## Start Information given

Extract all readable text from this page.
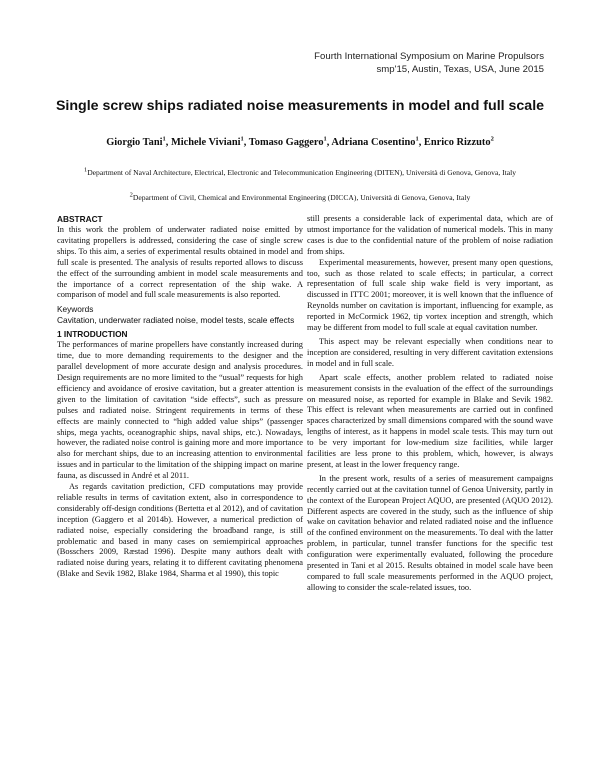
Fourth International Symposium on Marine Propulsors
smp'15, Austin, Texas, USA, June 2015
Single screw ships radiated noise measurements in model and full scale
Giorgio Tani$^1$, Michele Viviani$^1$, Tomaso Gaggero$^1$, Adriana Cosentino$^1$, Enrico Rizzuto$^2$
$^1$Department of Naval Architecture, Electrical, Electronic and Telecommunication Engineering (DITEN), Università di Genova, Genova, Italy
$^2$Department of Civil, Chemical and Environmental Engineering (DICCA), Università di Genova, Genova, Italy
ABSTRACT

In this work the problem of underwater radiated noise emitted by cavitating propellers is addressed, considering the case of single screw ships. To this aim, a series of experimental results obtained in model and full scale is presented. The analysis of results reported allows to discuss the effect of the surrounding ambient in model scale measurements and the importance of a correct representation of the ship wake. A comparison of model and full scale measurements is also reported.

Keywords

Cavitation, underwater radiated noise, model tests, scale effects

1 INTRODUCTION

The performances of marine propellers have constantly increased during time, due to more demanding requirements to the designer and the parallel development of more accurate design and analysis procedures. Design requirements are no more limited to the “usual” requests for high efficiency and avoidance of erosive cavitation, but a greater attention is given to the limitation of cavitation “side effects”, such as pressure pulses and radiated noise. Stringent requirements in terms of these effects are mainly connected to “high added value ships” (passenger ships, mega yachts, oceanographic ships, naval ships, etc.). Nowadays, however, the radiated noise control is gaining more and more importance also for merchant ships, due to an increasing attention to environmental issues and in particular to the limitation of the shipping impact on marine fauna, as discussed in André et al 2011.

As regards cavitation prediction, CFD computations may provide reliable results in terms of cavitation extent, also in correspondence to considerably off-design conditions (Bertetta et al 2012), and of cavitation inception (Gaggero et al 2014b). However, a numerical prediction of radiated noise, especially considering the broadband range, is still problematic and based in many cases on semiempirical approaches (Bosschers 2009, Ræstad 1996). Despite many authors dealt with radiated noise during years, relating it to different cavitating phenomena (Blake and Sevik 1982, Blake 1984, Sharma et al 1990), this topic

still presents a considerable lack of experimental data, which are of utmost importance for the validation of numerical models. This in many cases is due to the confidential nature of the problem of noise radiation from ships.

Experimental measurements, however, present many open questions, too, such as those related to scale effects; in particular, a correct representation of full scale ship wake field is very important, as discussed in ITTC 2001; moreover, it is well known that the influence of Reynolds number on cavitation is important, influencing for example, as reported in McCormick 1962, tip vortex inception and strength, which may be different from model to full scale at equal cavitation number.

This aspect may be relevant especially when conditions near to inception are considered, resulting in very different cavitation extensions in model and in full scale.

Apart scale effects, another problem related to radiated noise measurement consists in the evaluation of the effect of the surroundings on measured noise, as reported for example in Blake and Sevik 1982. This effect is relevant when measurements are carried out in confined spaces characterized by small dimensions compared with the sound wave lengths of interest, as it happens in model scale tests. This may turn out to be very important for low-medium size facilities, while larger facilities are less prone to this problem, which, however, is always present, at least in the lower frequency range.

In the present work, results of a series of measurement campaigns recently carried out at the cavitation tunnel of Genoa University, partly in the context of the European Project AQUO, are presented (AQUO 2012). Different aspects are covered in the study, such as the influence of ship wake on cavitation behavior and related radiated noise and the influence of the confined environment on the measurements. To deal with the latter problem, in particular, tunnel transfer functions for the specific test configuration were experimentally evaluated, following the procedure presented in Tani et al 2015. Results obtained in model scale have been compared to full scale measurements performed in the AQUO project, allowing to consider the scale-related issues, too.
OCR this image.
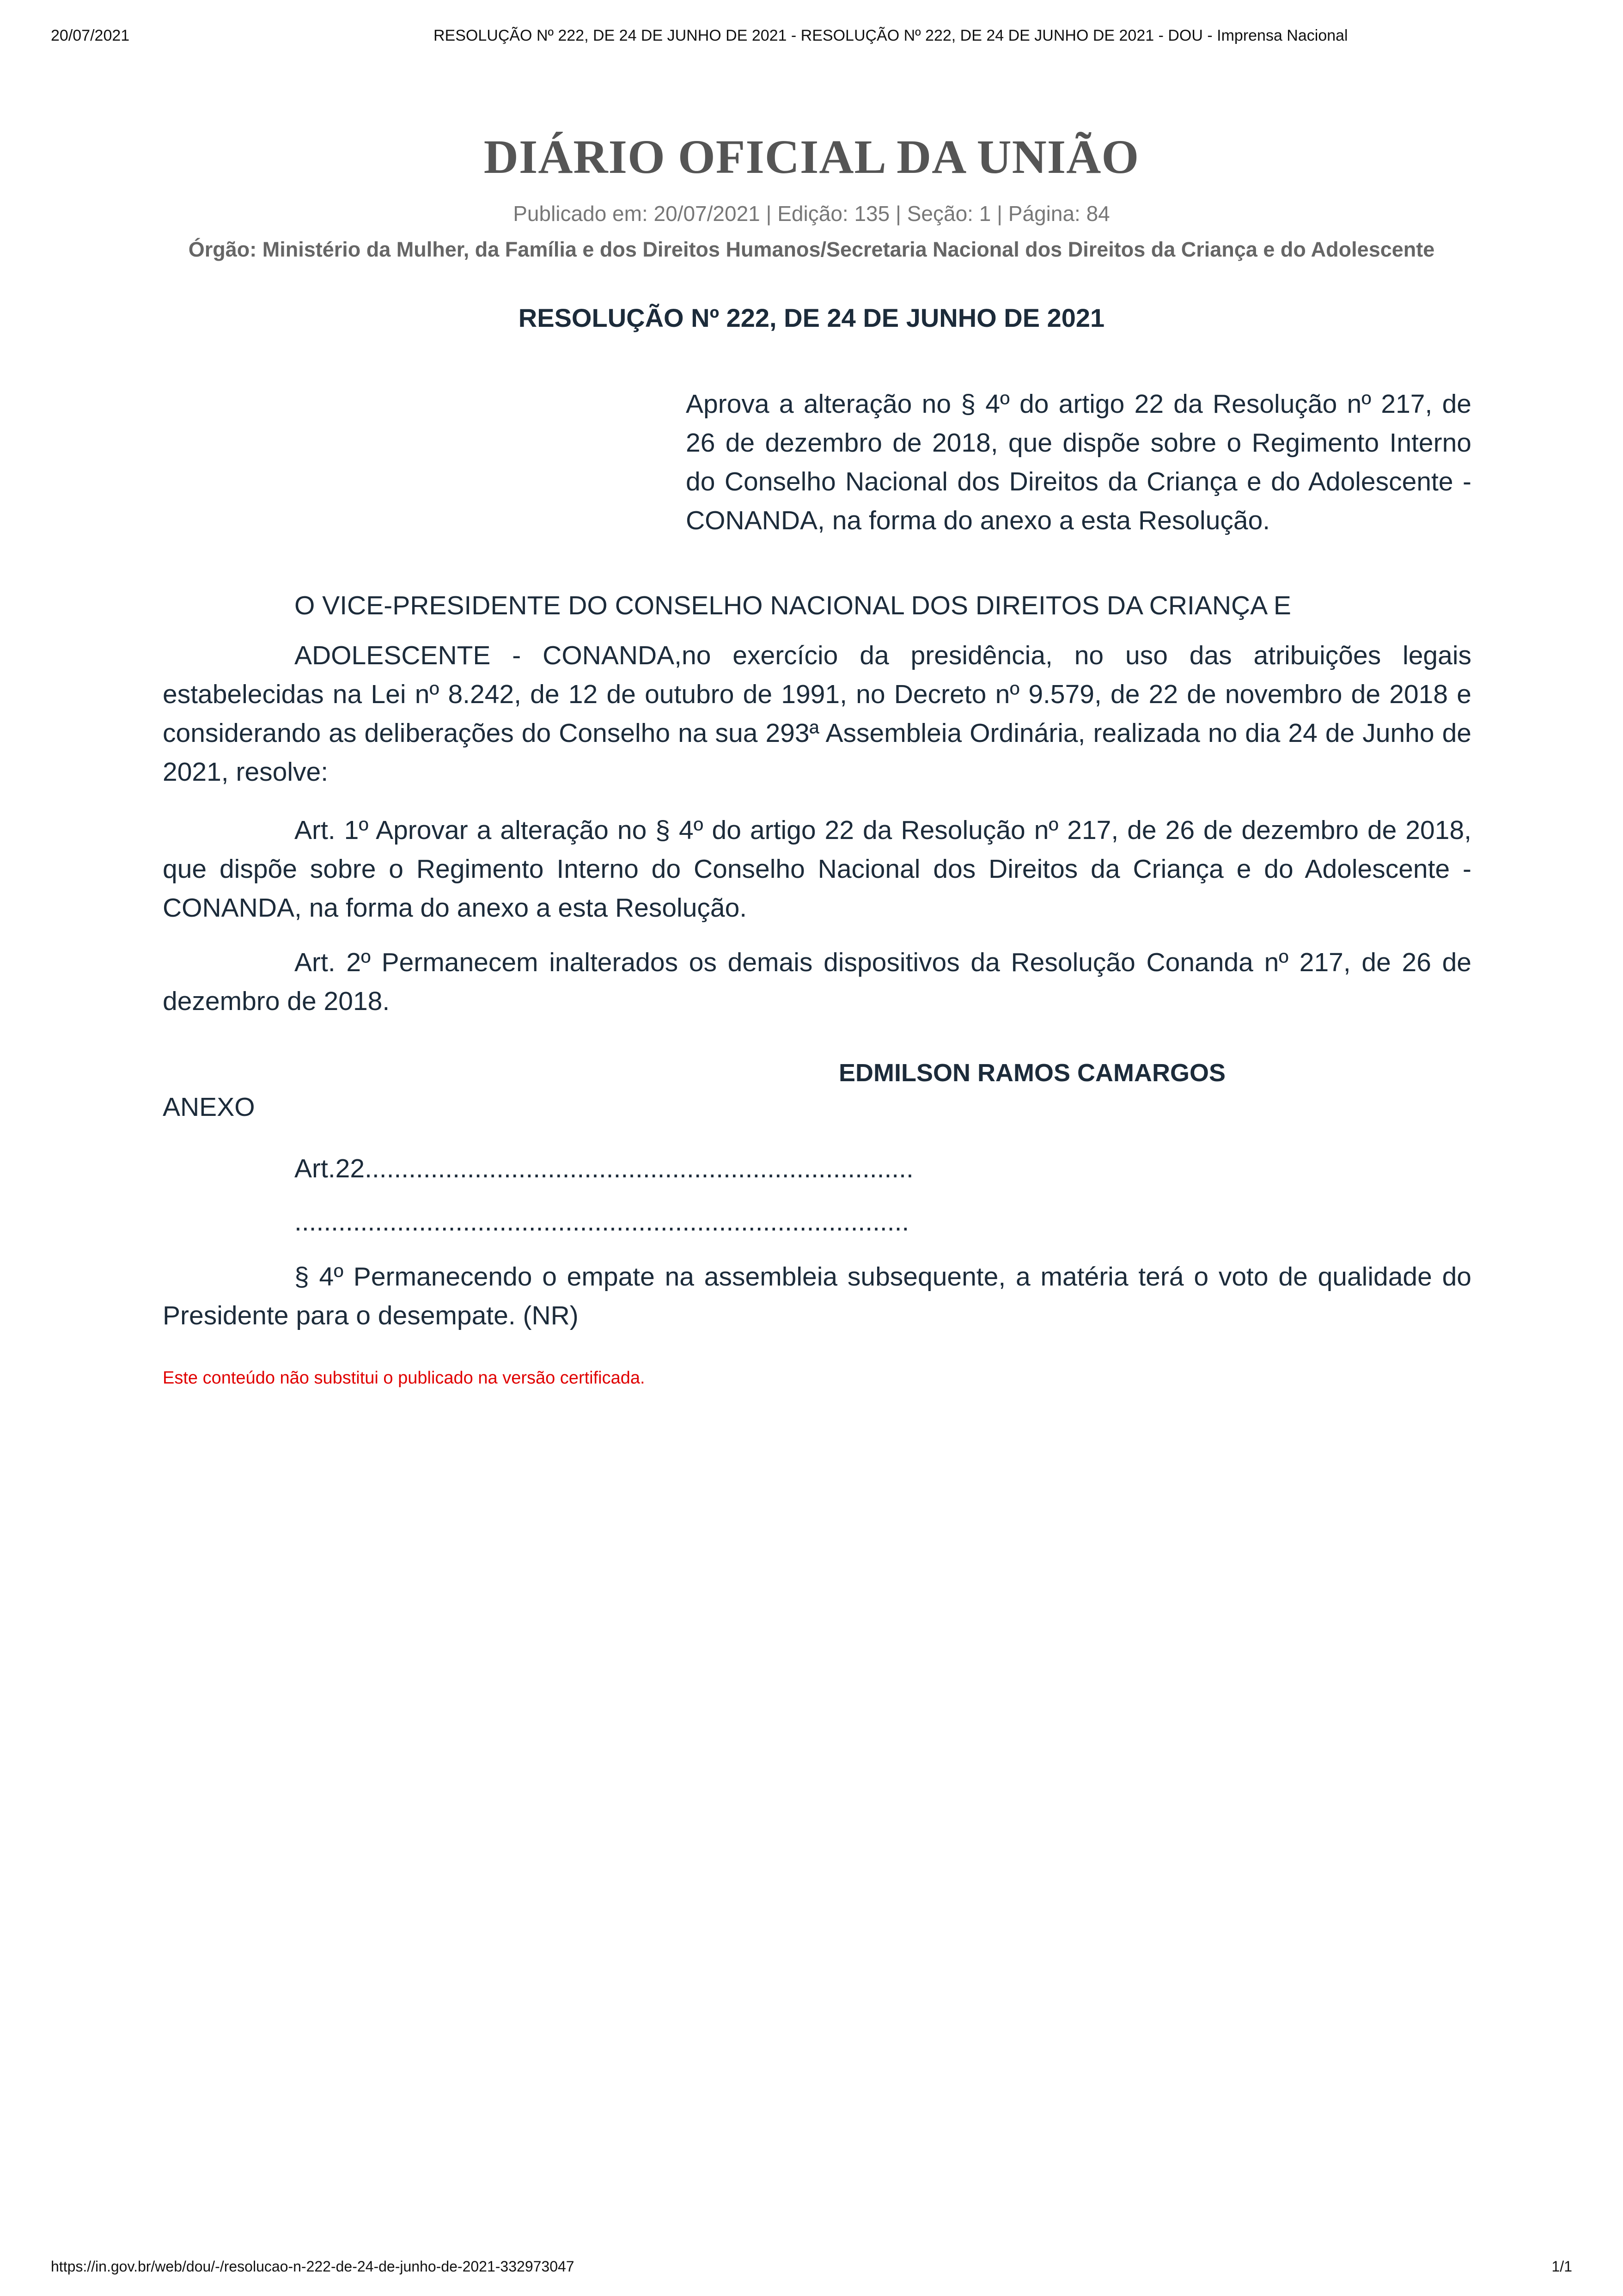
20/07/2021	RESOLUÇÃO Nº 222, DE 24 DE JUNHO DE 2021 - RESOLUÇÃO Nº 222, DE 24 DE JUNHO DE 2021 - DOU - Imprensa Nacional
DIÁRIO OFICIAL DA UNIÃO
Publicado em: 20/07/2021 | Edição: 135 | Seção: 1 | Página: 84
Órgão: Ministério da Mulher, da Família e dos Direitos Humanos/Secretaria Nacional dos Direitos da Criança e do Adolescente
RESOLUÇÃO Nº 222, DE 24 DE JUNHO DE 2021
Aprova a alteração no § 4º do artigo 22 da Resolução nº 217, de 26 de dezembro de 2018, que dispõe sobre o Regimento Interno do Conselho Nacional dos Direitos da Criança e do Adolescente - CONANDA, na forma do anexo a esta Resolução.
O VICE-PRESIDENTE DO CONSELHO NACIONAL DOS DIREITOS DA CRIANÇA E
ADOLESCENTE - CONANDA,no exercício da presidência, no uso das atribuições legais estabelecidas na Lei nº 8.242, de 12 de outubro de 1991, no Decreto nº 9.579, de 22 de novembro de 2018 e considerando as deliberações do Conselho na sua 293ª Assembleia Ordinária, realizada no dia 24 de Junho de 2021, resolve:
Art. 1º Aprovar a alteração no § 4º do artigo 22 da Resolução nº 217, de 26 de dezembro de 2018, que dispõe sobre o Regimento Interno do Conselho Nacional dos Direitos da Criança e do Adolescente - CONANDA, na forma do anexo a esta Resolução.
Art. 2º Permanecem inalterados os demais dispositivos da Resolução Conanda nº 217, de 26 de dezembro de 2018.
EDMILSON RAMOS CAMARGOS
ANEXO
Art.22...........................................................................
....................................................................................
§ 4º Permanecendo o empate na assembleia subsequente, a matéria terá o voto de qualidade do Presidente para o desempate. (NR)
Este conteúdo não substitui o publicado na versão certificada.
https://in.gov.br/web/dou/-/resolucao-n-222-de-24-de-junho-de-2021-332973047	1/1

## End Information given

Quote all the records verbatim, dropping any pictures from your copy.

Extract all readable text from this page.
Fourth International Symposium on Marine Propulsors
smp'15, Austin, Texas, USA, June 2015
Single screw ships radiated noise measurements in model and full scale
Giorgio Tani$^1$, Michele Viviani$^1$, Tomaso Gaggero$^1$, Adriana Cosentino$^1$, Enrico Rizzuto$^2$
$^1$Department of Naval Architecture, Electrical, Electronic and Telecommunication Engineering (DITEN), Università di Genova, Genova, Italy
$^2$Department of Civil, Chemical and Environmental Engineering (DICCA), Università di Genova, Genova, Italy
ABSTRACT

In this work the problem of underwater radiated noise emitted by cavitating propellers is addressed, considering the case of single screw ships. To this aim, a series of experimental results obtained in model and full scale is presented. The analysis of results reported allows to discuss the effect of the surrounding ambient in model scale measurements and the importance of a correct representation of the ship wake. A comparison of model and full scale measurements is also reported.

Keywords

Cavitation, underwater radiated noise, model tests, scale effects

1 INTRODUCTION

The performances of marine propellers have constantly increased during time, due to more demanding requirements to the designer and the parallel development of more accurate design and analysis procedures. Design requirements are no more limited to the “usual” requests for high efficiency and avoidance of erosive cavitation, but a greater attention is given to the limitation of cavitation “side effects”, such as pressure pulses and radiated noise. Stringent requirements in terms of these effects are mainly connected to “high added value ships” (passenger ships, mega yachts, oceanographic ships, naval ships, etc.). Nowadays, however, the radiated noise control is gaining more and more importance also for merchant ships, due to an increasing attention to environmental issues and in particular to the limitation of the shipping impact on marine fauna, as discussed in André et al 2011.

As regards cavitation prediction, CFD computations may provide reliable results in terms of cavitation extent, also in correspondence to considerably off-design conditions (Bertetta et al 2012), and of cavitation inception (Gaggero et al 2014b). However, a numerical prediction of radiated noise, especially considering the broadband range, is still problematic and based in many cases on semiempirical approaches (Bosschers 2009, Ræstad 1996). Despite many authors dealt with radiated noise during years, relating it to different cavitating phenomena (Blake and Sevik 1982, Blake 1984, Sharma et al 1990), this topic

still presents a considerable lack of experimental data, which are of utmost importance for the validation of numerical models. This in many cases is due to the confidential nature of the problem of noise radiation from ships.

Experimental measurements, however, present many open questions, too, such as those related to scale effects; in particular, a correct representation of full scale ship wake field is very important, as discussed in ITTC 2001; moreover, it is well known that the influence of Reynolds number on cavitation is important, influencing for example, as reported in McCormick 1962, tip vortex inception and strength, which may be different from model to full scale at equal cavitation number.

This aspect may be relevant especially when conditions near to inception are considered, resulting in very different cavitation extensions in model and in full scale.

Apart scale effects, another problem related to radiated noise measurement consists in the evaluation of the effect of the surroundings on measured noise, as reported for example in Blake and Sevik 1982. This effect is relevant when measurements are carried out in confined spaces characterized by small dimensions compared with the sound wave lengths of interest, as it happens in model scale tests. This may turn out to be very important for low-medium size facilities, while larger facilities are less prone to this problem, which, however, is always present, at least in the lower frequency range.

In the present work, results of a series of measurement campaigns recently carried out at the cavitation tunnel of Genoa University, partly in the context of the European Project AQUO, are presented (AQUO 2012). Different aspects are covered in the study, such as the influence of ship wake on cavitation behavior and related radiated noise and the influence of the confined environment on the measurements. To deal with the latter problem, in particular, tunnel transfer functions for the specific test configuration were experimentally evaluated, following the procedure presented in Tani et al 2015. Results obtained in model scale have been compared to full scale measurements performed in the AQUO project, allowing to consider the scale-related issues, too.
OCR this image.
20/07/2021	RESOLUÇÃO Nº 222, DE 24 DE JUNHO DE 2021 - RESOLUÇÃO Nº 222, DE 24 DE JUNHO DE 2021 - DOU - Imprensa Nacional
DIÁRIO OFICIAL DA UNIÃO
Publicado em: 20/07/2021 | Edição: 135 | Seção: 1 | Página: 84
Órgão: Ministério da Mulher, da Família e dos Direitos Humanos/Secretaria Nacional dos Direitos da Criança e do Adolescente
RESOLUÇÃO Nº 222, DE 24 DE JUNHO DE 2021
Aprova a alteração no § 4º do artigo 22 da Resolução nº 217, de 26 de dezembro de 2018, que dispõe sobre o Regimento Interno do Conselho Nacional dos Direitos da Criança e do Adolescente - CONANDA, na forma do anexo a esta Resolução.
O VICE-PRESIDENTE DO CONSELHO NACIONAL DOS DIREITOS DA CRIANÇA E
ADOLESCENTE - CONANDA,no exercício da presidência, no uso das atribuições legais estabelecidas na Lei nº 8.242, de 12 de outubro de 1991, no Decreto nº 9.579, de 22 de novembro de 2018 e considerando as deliberações do Conselho na sua 293ª Assembleia Ordinária, realizada no dia 24 de Junho de 2021, resolve:
Art. 1º Aprovar a alteração no § 4º do artigo 22 da Resolução nº 217, de 26 de dezembro de 2018, que dispõe sobre o Regimento Interno do Conselho Nacional dos Direitos da Criança e do Adolescente - CONANDA, na forma do anexo a esta Resolução.
Art. 2º Permanecem inalterados os demais dispositivos da Resolução Conanda nº 217, de 26 de dezembro de 2018.
EDMILSON RAMOS CAMARGOS
ANEXO
Art.22...........................................................................
....................................................................................
§ 4º Permanecendo o empate na assembleia subsequente, a matéria terá o voto de qualidade do Presidente para o desempate. (NR)
Este conteúdo não substitui o publicado na versão certificada.
https://in.gov.br/web/dou/-/resolucao-n-222-de-24-de-junho-de-2021-332973047	1/1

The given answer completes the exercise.